AIM: All entries are to be quoted exactly; the images stay out of the copy.

(Dataset records)
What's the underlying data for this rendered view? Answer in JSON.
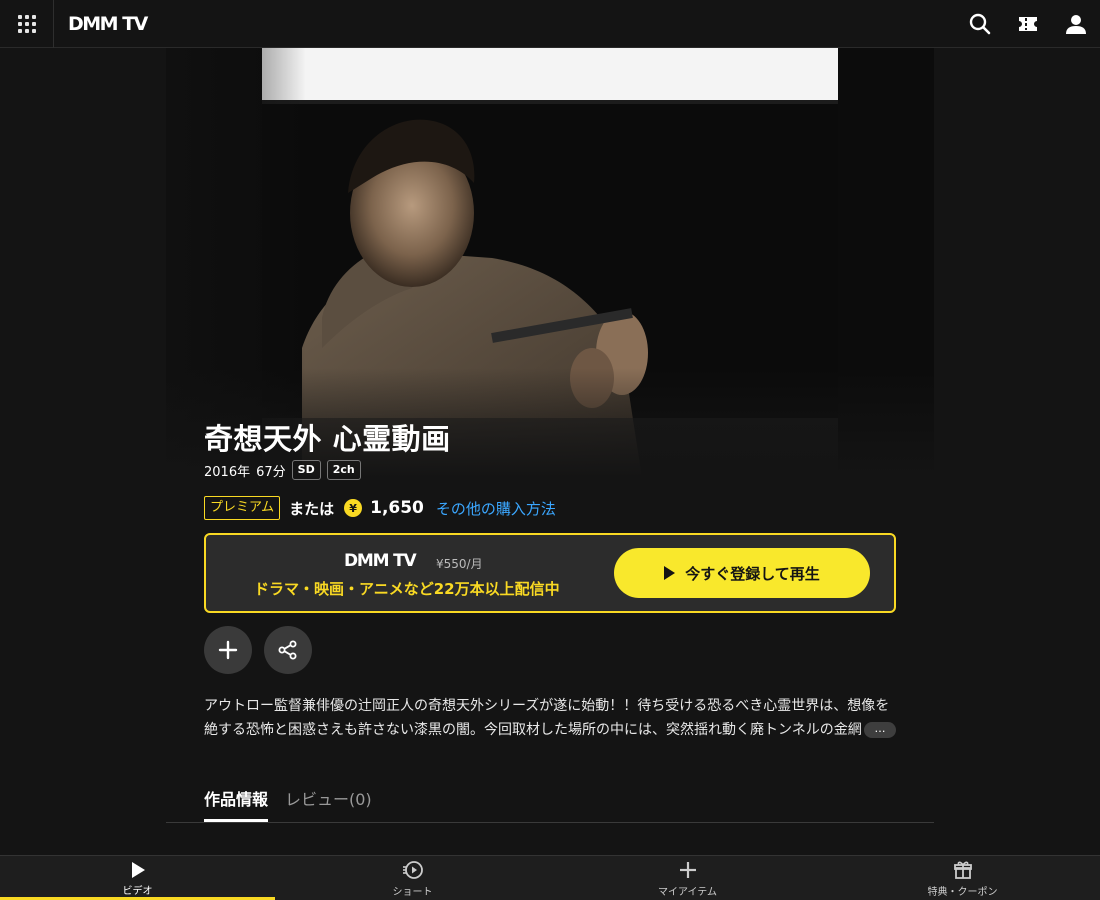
{
  "header": {
    "logo": "DMM TV",
    "icons": [
      "menu-grid-icon",
      "search-icon",
      "ticket-icon",
      "user-icon"
    ]
  },
  "content": {
    "title": "奇想天外 心霊動画",
    "year": "2016年",
    "duration": "67分",
    "quality_badge": "SD",
    "audio_badge": "2ch",
    "premium_label": "プレミアム",
    "or_text": "または",
    "price": "1,650",
    "other_purchase_link": "その他の購入方法",
    "description": "アウトロー監督兼俳優の辻岡正人の奇想天外シリーズが遂に始動！！待ち受ける恐るべき心霊世界は、想像を絶する恐怖と困惑さえも許さない漆黒の闇。今回取材した場所の中には、突然揺れ動く廃トンネルの金網",
    "more_button": "…"
  },
  "promo": {
    "logo": "DMM TV",
    "price": "¥550/月",
    "copy": "ドラマ・映画・アニメなど22万本以上配信中",
    "button_label": "今すぐ登録して再生"
  },
  "tabs": [
    {
      "label": "作品情報",
      "active": true
    },
    {
      "label": "レビュー(0)",
      "active": false
    }
  ],
  "bottom_nav": [
    {
      "label": "ビデオ",
      "icon": "play-icon",
      "active": true
    },
    {
      "label": "ショート",
      "icon": "shorts-icon",
      "active": false
    },
    {
      "label": "マイアイテム",
      "icon": "plus-icon",
      "active": false
    },
    {
      "label": "特典・クーポン",
      "icon": "gift-icon",
      "active": false
    }
  ],
  "colors": {
    "accent": "#f9d923",
    "button_yellow": "#f9e82c",
    "link": "#3ba7ff",
    "background": "#141414"
  }
}
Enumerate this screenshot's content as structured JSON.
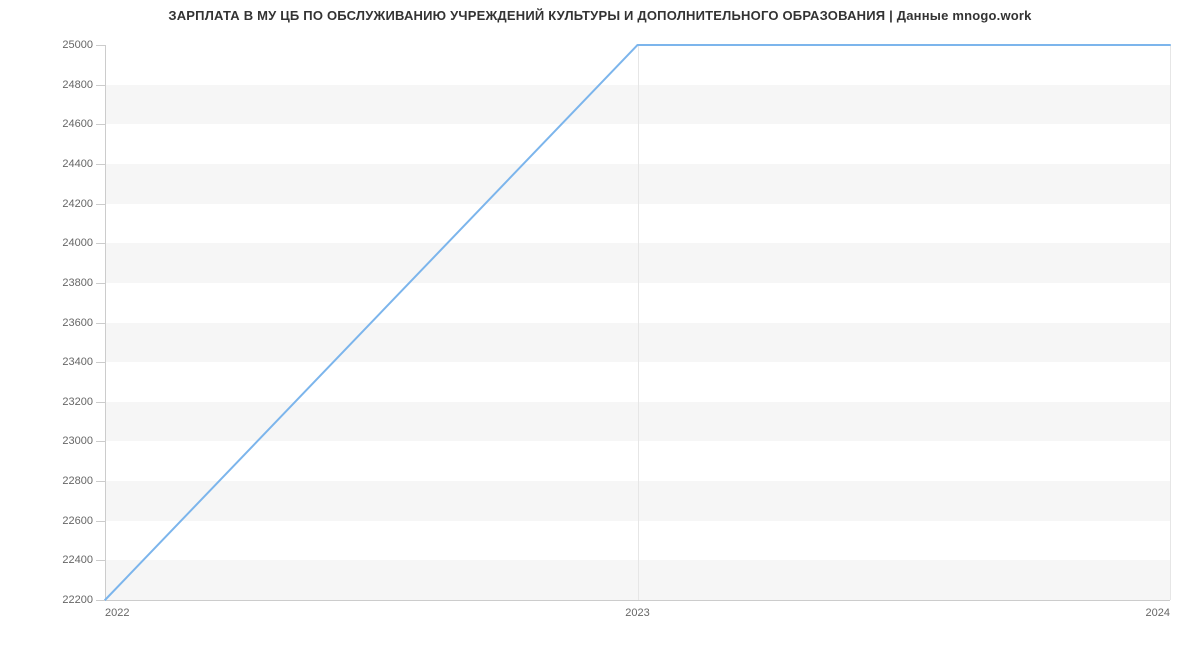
{
  "chart_data": {
    "type": "line",
    "title": "ЗАРПЛАТА В МУ ЦБ ПО ОБСЛУЖИВАНИЮ УЧРЕЖДЕНИЙ КУЛЬТУРЫ И ДОПОЛНИТЕЛЬНОГО ОБРАЗОВАНИЯ | Данные mnogo.work",
    "x": [
      2022,
      2023,
      2024
    ],
    "y": [
      22200,
      25000,
      25000
    ],
    "x_ticks": [
      2022,
      2023,
      2024
    ],
    "y_ticks": [
      22200,
      22400,
      22600,
      22800,
      23000,
      23200,
      23400,
      23600,
      23800,
      24000,
      24200,
      24400,
      24600,
      24800,
      25000
    ],
    "xlim": [
      2022,
      2024
    ],
    "ylim": [
      22200,
      25000
    ],
    "series_color": "#7cb5ec",
    "band_color": "#f6f6f6"
  }
}
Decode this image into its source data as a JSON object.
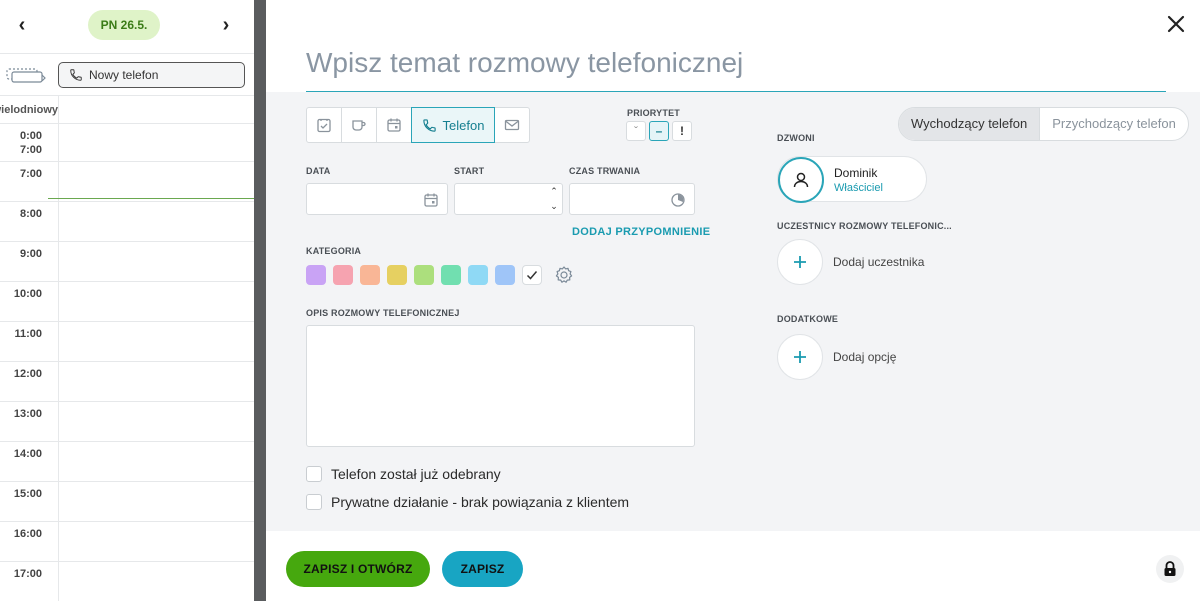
{
  "calendar": {
    "prev_arrow": "‹",
    "next_arrow": "›",
    "date_pill": "PN 26.5.",
    "new_button_label": "Nowy telefon",
    "allday_label": "Celodenní / wielodniowy",
    "first_time_top": "0:00",
    "first_time_bottom": "7:00",
    "times": [
      "7:00",
      "8:00",
      "9:00",
      "10:00",
      "11:00",
      "12:00",
      "13:00",
      "14:00",
      "15:00",
      "16:00",
      "17:00"
    ]
  },
  "modal": {
    "title_placeholder": "Wpisz temat rozmowy telefonicznej",
    "type_active_label": "Telefon",
    "priority_label": "PRIORYTET",
    "priority_options": [
      "ˇ",
      "–",
      "!"
    ],
    "date_label": "DATA",
    "start_label": "START",
    "duration_label": "CZAS TRWANIA",
    "reminder_link": "DODAJ PRZYPOMNIENIE",
    "category_label": "KATEGORIA",
    "category_colors": [
      "#c9a3f5",
      "#f6a3b0",
      "#f9b696",
      "#e6d061",
      "#acdf7d",
      "#71dfb0",
      "#8fd9f5",
      "#9fc5f8"
    ],
    "description_label": "OPIS ROZMOWY TELEFONICZNEJ",
    "checkbox_answered": "Telefon został już odebrany",
    "checkbox_private": "Prywatne działanie - brak powiązania z klientem",
    "direction_outgoing": "Wychodzący telefon",
    "direction_incoming": "Przychodzący telefon",
    "caller_label": "DZWONI",
    "caller_name": "Dominik",
    "caller_role": "Właściciel",
    "participants_label": "UCZESTNICY ROZMOWY TELEFONIC...",
    "add_participant": "Dodaj uczestnika",
    "extra_label": "DODATKOWE",
    "add_option": "Dodaj opcję",
    "save_open_button": "ZAPISZ I OTWÓRZ",
    "save_button": "ZAPISZ"
  },
  "colors": {
    "accent": "#2aa5b8",
    "save_green": "#46a80e",
    "save_blue": "#18a5c3"
  }
}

RESULT:
What's the underlying data for this rendered view? Answer in JSON.
{
  "header": {
    "logo": "DMM TV",
    "icons": [
      "menu-grid-icon",
      "search-icon",
      "ticket-icon",
      "user-icon"
    ]
  },
  "content": {
    "title": "奇想天外 心霊動画",
    "year": "2016年",
    "duration": "67分",
    "quality_badge": "SD",
    "audio_badge": "2ch",
    "premium_label": "プレミアム",
    "or_text": "または",
    "price": "1,650",
    "other_purchase_link": "その他の購入方法",
    "description": "アウトロー監督兼俳優の辻岡正人の奇想天外シリーズが遂に始動！！待ち受ける恐るべき心霊世界は、想像を絶する恐怖と困惑さえも許さない漆黒の闇。今回取材した場所の中には、突然揺れ動く廃トンネルの金網",
    "more_button": "…"
  },
  "promo": {
    "logo": "DMM TV",
    "price": "¥550/月",
    "copy": "ドラマ・映画・アニメなど22万本以上配信中",
    "button_label": "今すぐ登録して再生"
  },
  "tabs": [
    {
      "label": "作品情報",
      "active": true
    },
    {
      "label": "レビュー(0)",
      "active": false
    }
  ],
  "bottom_nav": [
    {
      "label": "ビデオ",
      "icon": "play-icon",
      "active": true
    },
    {
      "label": "ショート",
      "icon": "shorts-icon",
      "active": false
    },
    {
      "label": "マイアイテム",
      "icon": "plus-icon",
      "active": false
    },
    {
      "label": "特典・クーポン",
      "icon": "gift-icon",
      "active": false
    }
  ],
  "colors": {
    "accent": "#f9d923",
    "button_yellow": "#f9e82c",
    "link": "#3ba7ff",
    "background": "#141414"
  }
}
Enumerate this screenshot's content as structured JSON.
{
  "chart_data": {
    "type": "line",
    "title": "ЗАРПЛАТА В МУ ЦБ ПО ОБСЛУЖИВАНИЮ УЧРЕЖДЕНИЙ КУЛЬТУРЫ И ДОПОЛНИТЕЛЬНОГО ОБРАЗОВАНИЯ | Данные mnogo.work",
    "x": [
      2022,
      2023,
      2024
    ],
    "y": [
      22200,
      25000,
      25000
    ],
    "x_ticks": [
      2022,
      2023,
      2024
    ],
    "y_ticks": [
      22200,
      22400,
      22600,
      22800,
      23000,
      23200,
      23400,
      23600,
      23800,
      24000,
      24200,
      24400,
      24600,
      24800,
      25000
    ],
    "xlim": [
      2022,
      2024
    ],
    "ylim": [
      22200,
      25000
    ],
    "series_color": "#7cb5ec",
    "band_color": "#f6f6f6"
  }
}
Decode this image into its source data as a JSON object.
{
  "calendar": {
    "prev_arrow": "‹",
    "next_arrow": "›",
    "date_pill": "PN 26.5.",
    "new_button_label": "Nowy telefon",
    "allday_label": "Celodenní / wielodniowy",
    "first_time_top": "0:00",
    "first_time_bottom": "7:00",
    "times": [
      "7:00",
      "8:00",
      "9:00",
      "10:00",
      "11:00",
      "12:00",
      "13:00",
      "14:00",
      "15:00",
      "16:00",
      "17:00"
    ]
  },
  "modal": {
    "title_placeholder": "Wpisz temat rozmowy telefonicznej",
    "type_active_label": "Telefon",
    "priority_label": "PRIORYTET",
    "priority_options": [
      "ˇ",
      "–",
      "!"
    ],
    "date_label": "DATA",
    "start_label": "START",
    "duration_label": "CZAS TRWANIA",
    "reminder_link": "DODAJ PRZYPOMNIENIE",
    "category_label": "KATEGORIA",
    "category_colors": [
      "#c9a3f5",
      "#f6a3b0",
      "#f9b696",
      "#e6d061",
      "#acdf7d",
      "#71dfb0",
      "#8fd9f5",
      "#9fc5f8"
    ],
    "description_label": "OPIS ROZMOWY TELEFONICZNEJ",
    "checkbox_answered": "Telefon został już odebrany",
    "checkbox_private": "Prywatne działanie - brak powiązania z klientem",
    "direction_outgoing": "Wychodzący telefon",
    "direction_incoming": "Przychodzący telefon",
    "caller_label": "DZWONI",
    "caller_name": "Dominik",
    "caller_role": "Właściciel",
    "participants_label": "UCZESTNICY ROZMOWY TELEFONIC...",
    "add_participant": "Dodaj uczestnika",
    "extra_label": "DODATKOWE",
    "add_option": "Dodaj opcję",
    "save_open_button": "ZAPISZ I OTWÓRZ",
    "save_button": "ZAPISZ"
  },
  "colors": {
    "accent": "#2aa5b8",
    "save_green": "#46a80e",
    "save_blue": "#18a5c3"
  }
}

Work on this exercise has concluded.